### Dataset content
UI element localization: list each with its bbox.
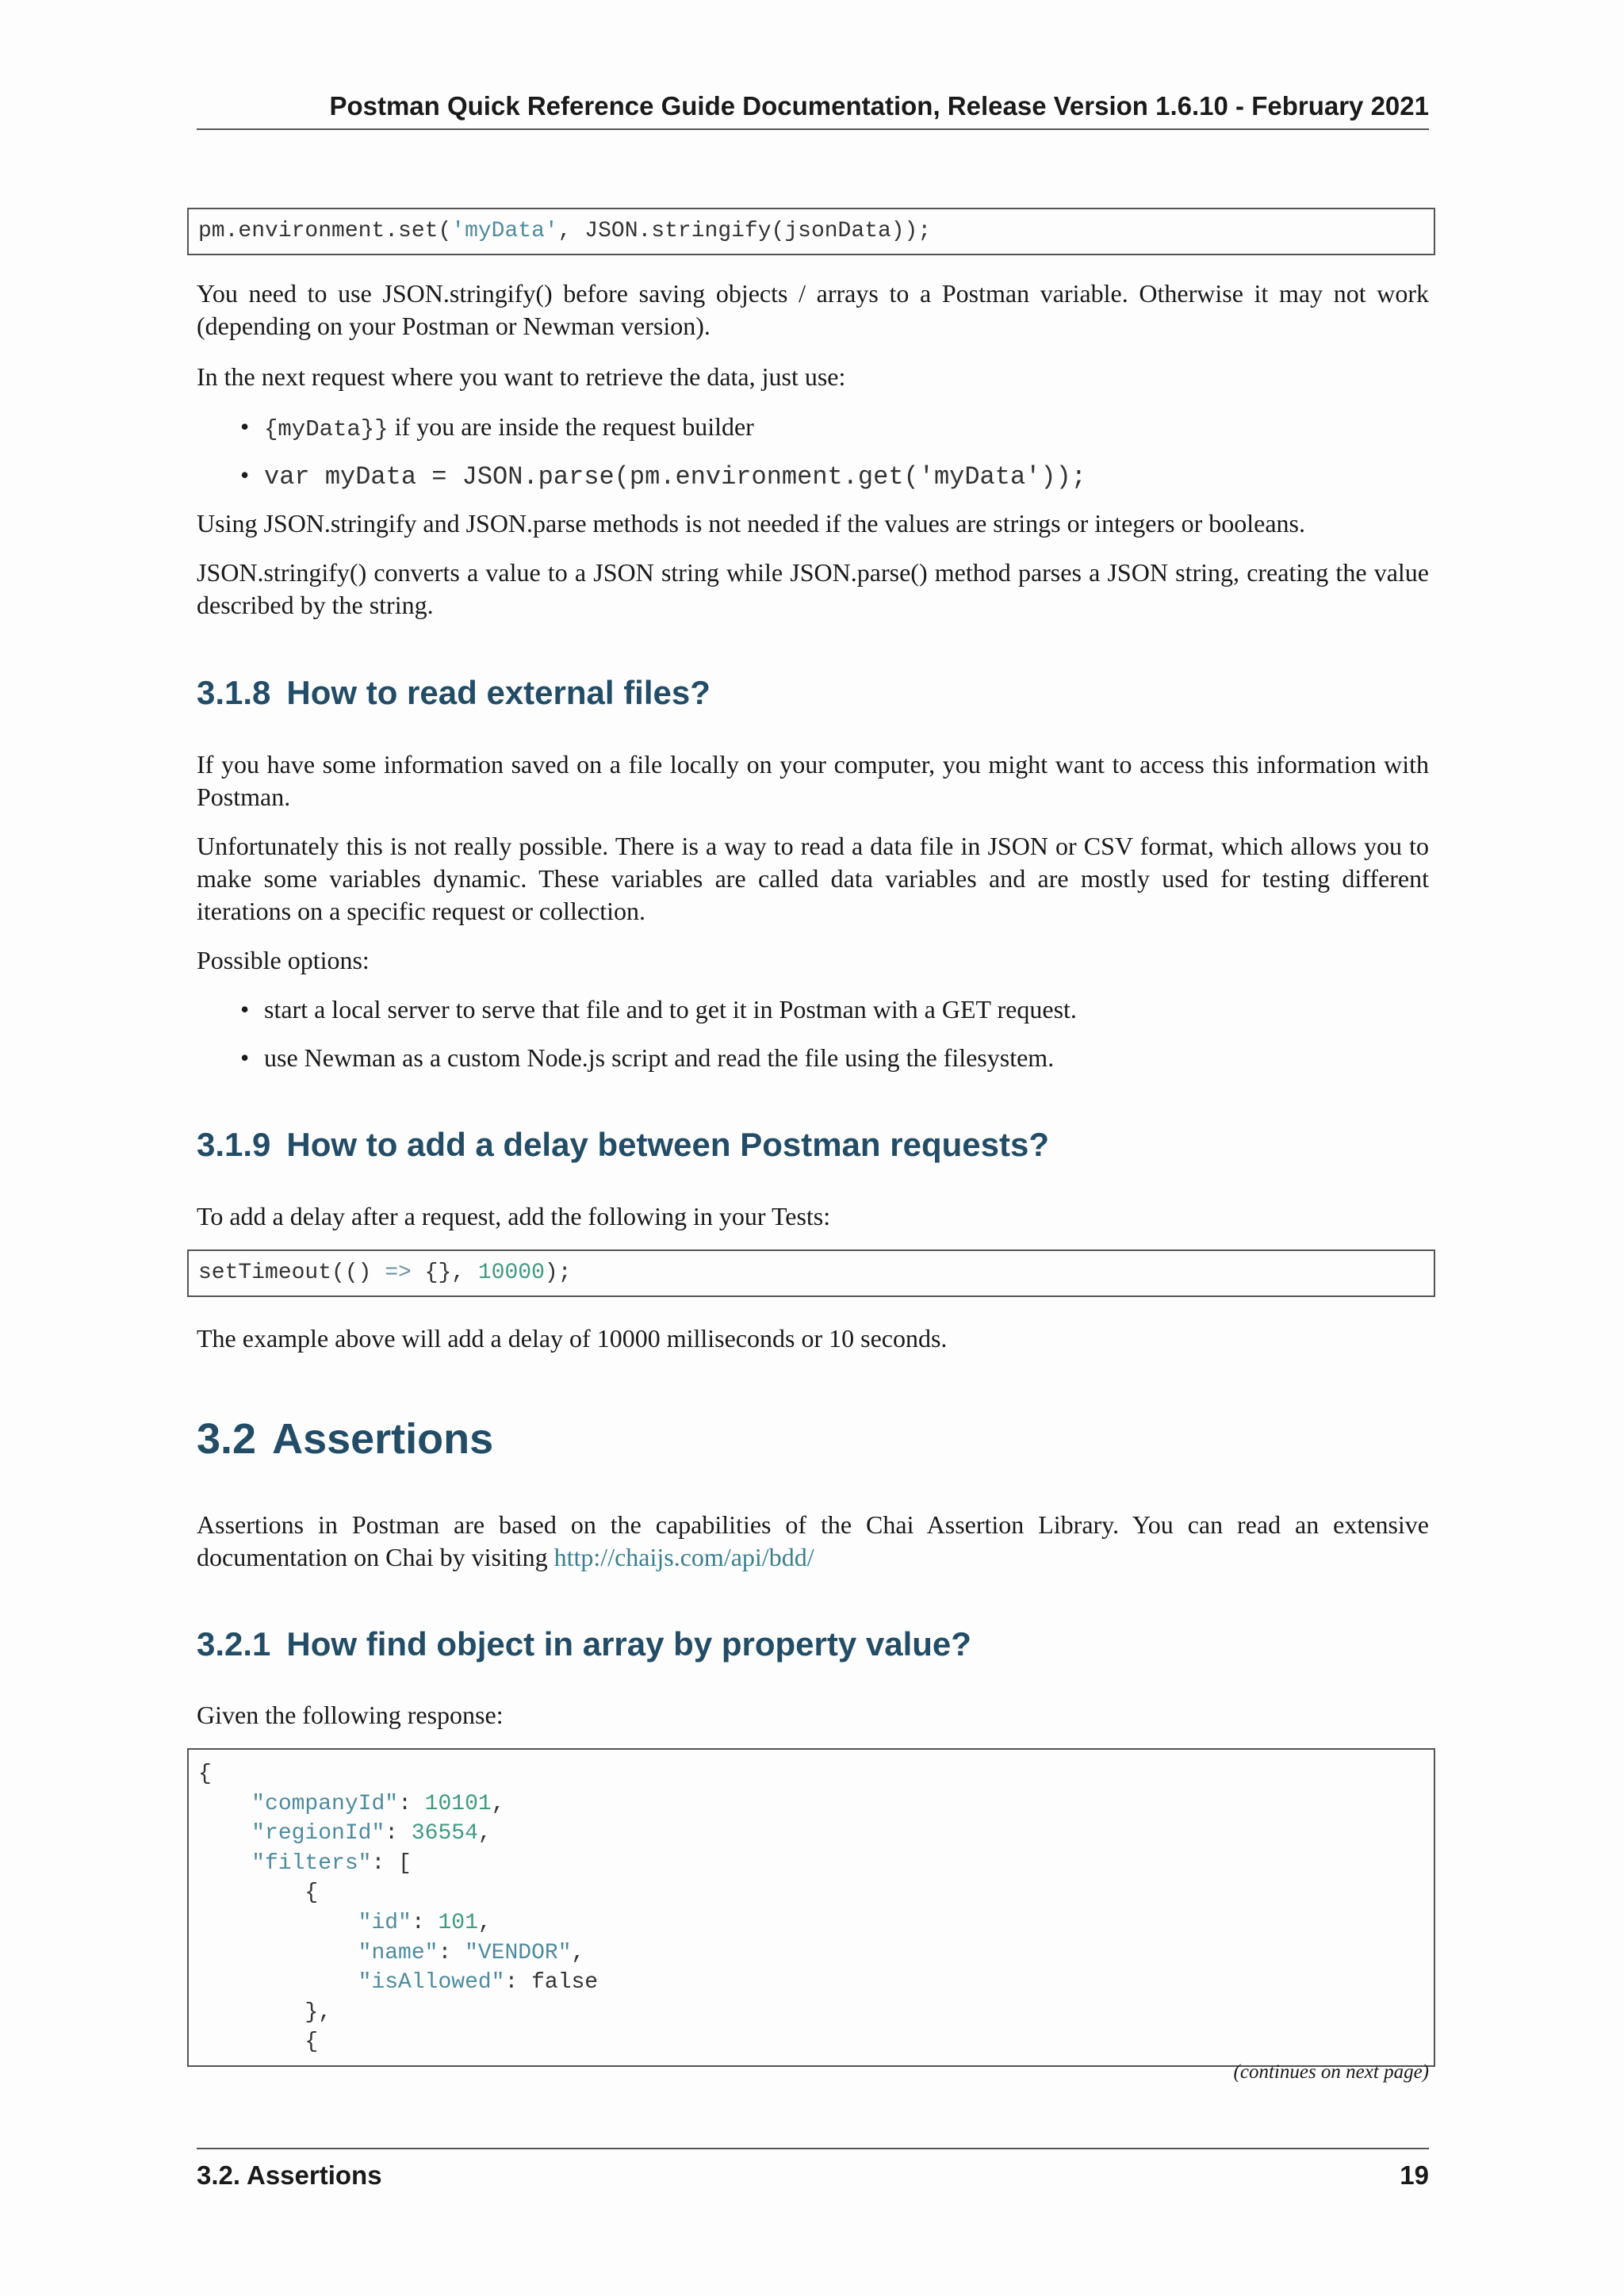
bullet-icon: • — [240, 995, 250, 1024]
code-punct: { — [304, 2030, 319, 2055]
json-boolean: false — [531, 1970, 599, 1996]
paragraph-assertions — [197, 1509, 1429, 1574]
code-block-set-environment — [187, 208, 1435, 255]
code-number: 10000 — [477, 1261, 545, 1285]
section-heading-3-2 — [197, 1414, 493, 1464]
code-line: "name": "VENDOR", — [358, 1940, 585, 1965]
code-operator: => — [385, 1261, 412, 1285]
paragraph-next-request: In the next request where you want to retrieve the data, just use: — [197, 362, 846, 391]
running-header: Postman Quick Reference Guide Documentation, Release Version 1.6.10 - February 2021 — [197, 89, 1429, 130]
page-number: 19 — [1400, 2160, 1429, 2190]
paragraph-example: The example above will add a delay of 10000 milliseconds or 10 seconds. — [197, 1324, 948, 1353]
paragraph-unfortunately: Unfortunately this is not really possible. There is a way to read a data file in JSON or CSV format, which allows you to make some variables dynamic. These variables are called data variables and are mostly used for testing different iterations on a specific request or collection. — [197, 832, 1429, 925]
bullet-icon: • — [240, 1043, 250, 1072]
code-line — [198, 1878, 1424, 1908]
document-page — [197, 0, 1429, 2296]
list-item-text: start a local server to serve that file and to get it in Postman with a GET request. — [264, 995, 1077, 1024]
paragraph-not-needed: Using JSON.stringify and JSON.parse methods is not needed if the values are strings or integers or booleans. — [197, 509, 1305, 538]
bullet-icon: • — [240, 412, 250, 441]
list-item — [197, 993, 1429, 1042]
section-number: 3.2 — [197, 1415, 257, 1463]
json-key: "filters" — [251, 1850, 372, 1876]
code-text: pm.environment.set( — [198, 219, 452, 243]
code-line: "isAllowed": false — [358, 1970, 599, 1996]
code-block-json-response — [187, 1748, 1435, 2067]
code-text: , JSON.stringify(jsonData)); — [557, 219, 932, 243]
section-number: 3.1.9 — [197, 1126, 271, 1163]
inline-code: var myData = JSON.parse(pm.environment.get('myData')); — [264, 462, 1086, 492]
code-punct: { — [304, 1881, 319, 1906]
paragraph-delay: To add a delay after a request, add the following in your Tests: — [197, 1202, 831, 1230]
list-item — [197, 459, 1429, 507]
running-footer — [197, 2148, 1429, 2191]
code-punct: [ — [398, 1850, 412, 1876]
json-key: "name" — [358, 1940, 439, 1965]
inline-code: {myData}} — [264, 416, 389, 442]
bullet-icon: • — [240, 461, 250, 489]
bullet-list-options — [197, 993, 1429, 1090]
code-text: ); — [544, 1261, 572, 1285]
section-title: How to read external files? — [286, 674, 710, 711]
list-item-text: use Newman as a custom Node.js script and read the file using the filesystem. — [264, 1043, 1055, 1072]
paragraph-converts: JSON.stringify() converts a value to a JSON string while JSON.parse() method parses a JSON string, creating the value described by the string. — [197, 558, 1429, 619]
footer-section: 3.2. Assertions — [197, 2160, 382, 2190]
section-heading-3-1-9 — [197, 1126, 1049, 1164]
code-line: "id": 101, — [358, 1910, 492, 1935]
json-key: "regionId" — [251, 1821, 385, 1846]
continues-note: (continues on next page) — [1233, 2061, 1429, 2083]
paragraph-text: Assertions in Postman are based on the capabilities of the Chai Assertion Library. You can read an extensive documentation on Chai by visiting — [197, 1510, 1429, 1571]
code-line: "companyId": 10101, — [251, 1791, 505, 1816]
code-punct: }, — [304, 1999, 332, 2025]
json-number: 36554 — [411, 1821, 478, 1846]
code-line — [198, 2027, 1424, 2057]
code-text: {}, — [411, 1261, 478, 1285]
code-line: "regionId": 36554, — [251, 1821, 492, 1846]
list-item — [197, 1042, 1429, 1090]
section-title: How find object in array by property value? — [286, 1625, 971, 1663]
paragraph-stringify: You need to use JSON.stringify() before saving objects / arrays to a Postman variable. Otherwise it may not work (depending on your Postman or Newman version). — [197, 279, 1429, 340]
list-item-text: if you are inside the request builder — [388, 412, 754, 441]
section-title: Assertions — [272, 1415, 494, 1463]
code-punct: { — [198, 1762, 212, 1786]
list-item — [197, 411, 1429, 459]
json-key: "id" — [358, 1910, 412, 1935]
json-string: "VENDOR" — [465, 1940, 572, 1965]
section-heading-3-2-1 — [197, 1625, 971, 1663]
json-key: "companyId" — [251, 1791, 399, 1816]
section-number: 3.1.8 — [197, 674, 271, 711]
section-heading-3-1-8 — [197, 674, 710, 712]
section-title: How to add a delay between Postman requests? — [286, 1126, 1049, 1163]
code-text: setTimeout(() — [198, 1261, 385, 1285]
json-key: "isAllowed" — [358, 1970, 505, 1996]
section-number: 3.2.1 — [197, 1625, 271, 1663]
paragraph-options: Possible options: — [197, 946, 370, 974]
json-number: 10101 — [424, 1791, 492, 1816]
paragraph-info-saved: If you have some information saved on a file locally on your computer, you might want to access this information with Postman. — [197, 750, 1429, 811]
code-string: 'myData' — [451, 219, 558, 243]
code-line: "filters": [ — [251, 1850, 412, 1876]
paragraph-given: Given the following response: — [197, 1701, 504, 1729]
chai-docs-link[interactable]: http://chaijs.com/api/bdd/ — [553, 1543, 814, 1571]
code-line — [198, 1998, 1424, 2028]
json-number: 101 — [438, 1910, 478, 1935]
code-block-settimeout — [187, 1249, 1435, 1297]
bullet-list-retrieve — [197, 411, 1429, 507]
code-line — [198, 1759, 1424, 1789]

* * *

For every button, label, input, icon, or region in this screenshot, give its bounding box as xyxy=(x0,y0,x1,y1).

* * *

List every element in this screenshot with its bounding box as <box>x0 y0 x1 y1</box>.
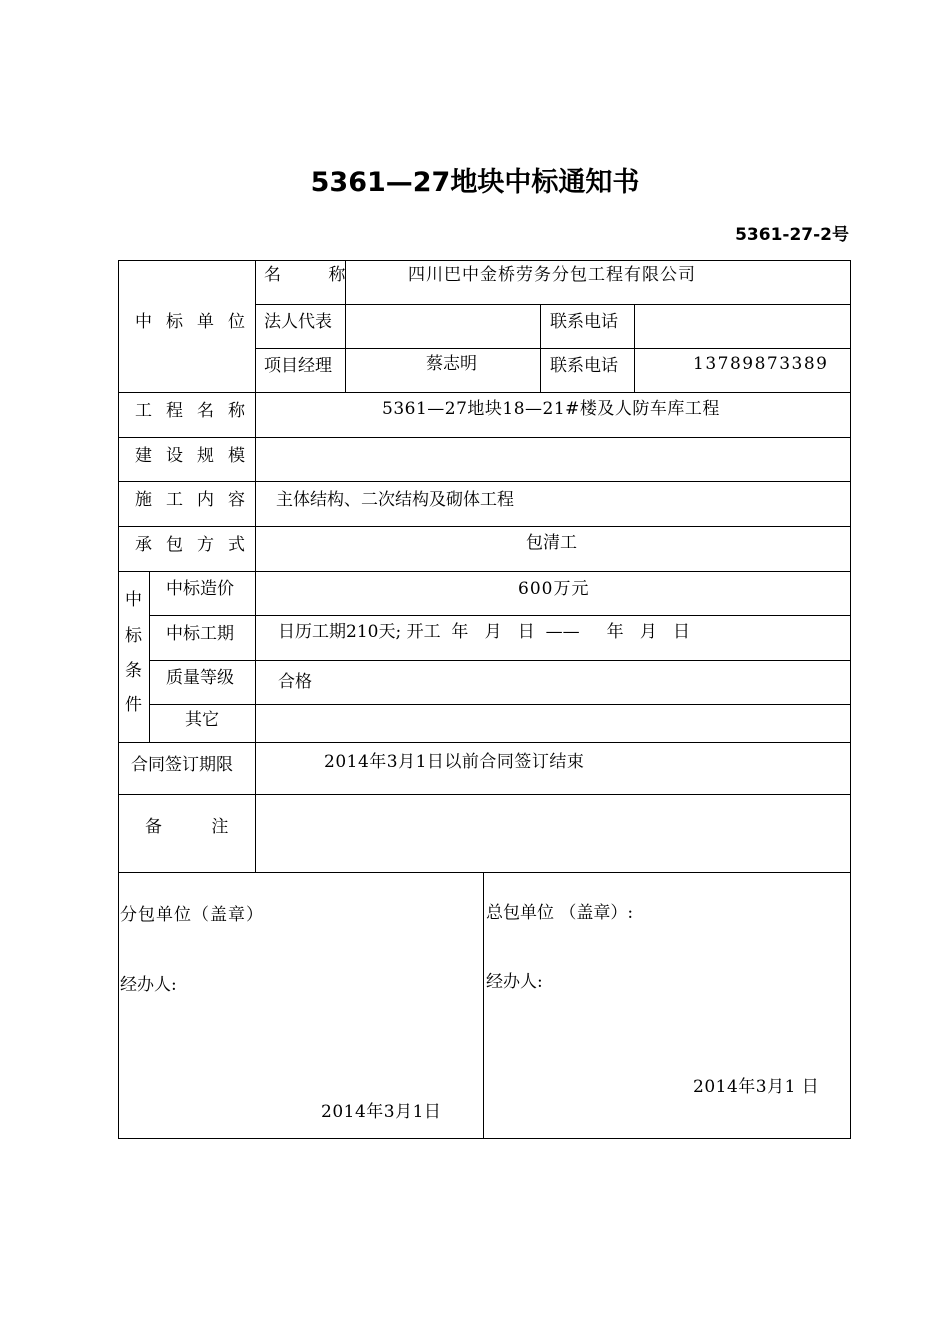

### Your instructions
From the line with "UI element localization: list" to the line with "inline-code: var myData", write the entries again with "bullet-icon" replaced by "list-bullet" and everything else unchanged. Leave out the pictures.

### Exercise response
UI element localization: list each with its bbox.
list-bullet: • — [240, 995, 250, 1024]
code-punct: { — [304, 2030, 319, 2055]
json-boolean: false — [531, 1970, 599, 1996]
paragraph-assertions — [197, 1509, 1429, 1574]
code-block-set-environment — [187, 208, 1435, 255]
code-number: 10000 — [477, 1261, 545, 1285]
section-heading-3-2 — [197, 1414, 493, 1464]
code-line: "name": "VENDOR", — [358, 1940, 585, 1965]
code-operator: => — [385, 1261, 412, 1285]
paragraph-next-request: In the next request where you want to retrieve the data, just use: — [197, 362, 846, 391]
running-header: Postman Quick Reference Guide Documentation, Release Version 1.6.10 - February 2021 — [197, 89, 1429, 130]
page-number: 19 — [1400, 2160, 1429, 2190]
paragraph-example: The example above will add a delay of 10000 milliseconds or 10 seconds. — [197, 1324, 948, 1353]
paragraph-unfortunately: Unfortunately this is not really possible. There is a way to read a data file in JSON or CSV format, which allows you to make some variables dynamic. These variables are called data variables and are mostly used for testing different iterations on a specific request or collection. — [197, 832, 1429, 925]
list-bullet: • — [240, 1043, 250, 1072]
code-line — [198, 1878, 1424, 1908]
document-page — [197, 0, 1429, 2296]
list-item-text: start a local server to serve that file and to get it in Postman with a GET request. — [264, 995, 1077, 1024]
paragraph-not-needed: Using JSON.stringify and JSON.parse methods is not needed if the values are strings or integers or booleans. — [197, 509, 1305, 538]
list-bullet: • — [240, 412, 250, 441]
list-item — [197, 993, 1429, 1042]
section-number: 3.2 — [197, 1415, 257, 1463]
json-key: "filters" — [251, 1850, 372, 1876]
code-text: pm.environment.set( — [198, 219, 452, 243]
code-line: "isAllowed": false — [358, 1970, 599, 1996]
code-block-json-response — [187, 1748, 1435, 2067]
code-text: , JSON.stringify(jsonData)); — [557, 219, 932, 243]
section-number: 3.1.9 — [197, 1126, 271, 1163]
inline-code: var myData = JSON.parse(pm.environment.get('myData')); — [264, 462, 1086, 492]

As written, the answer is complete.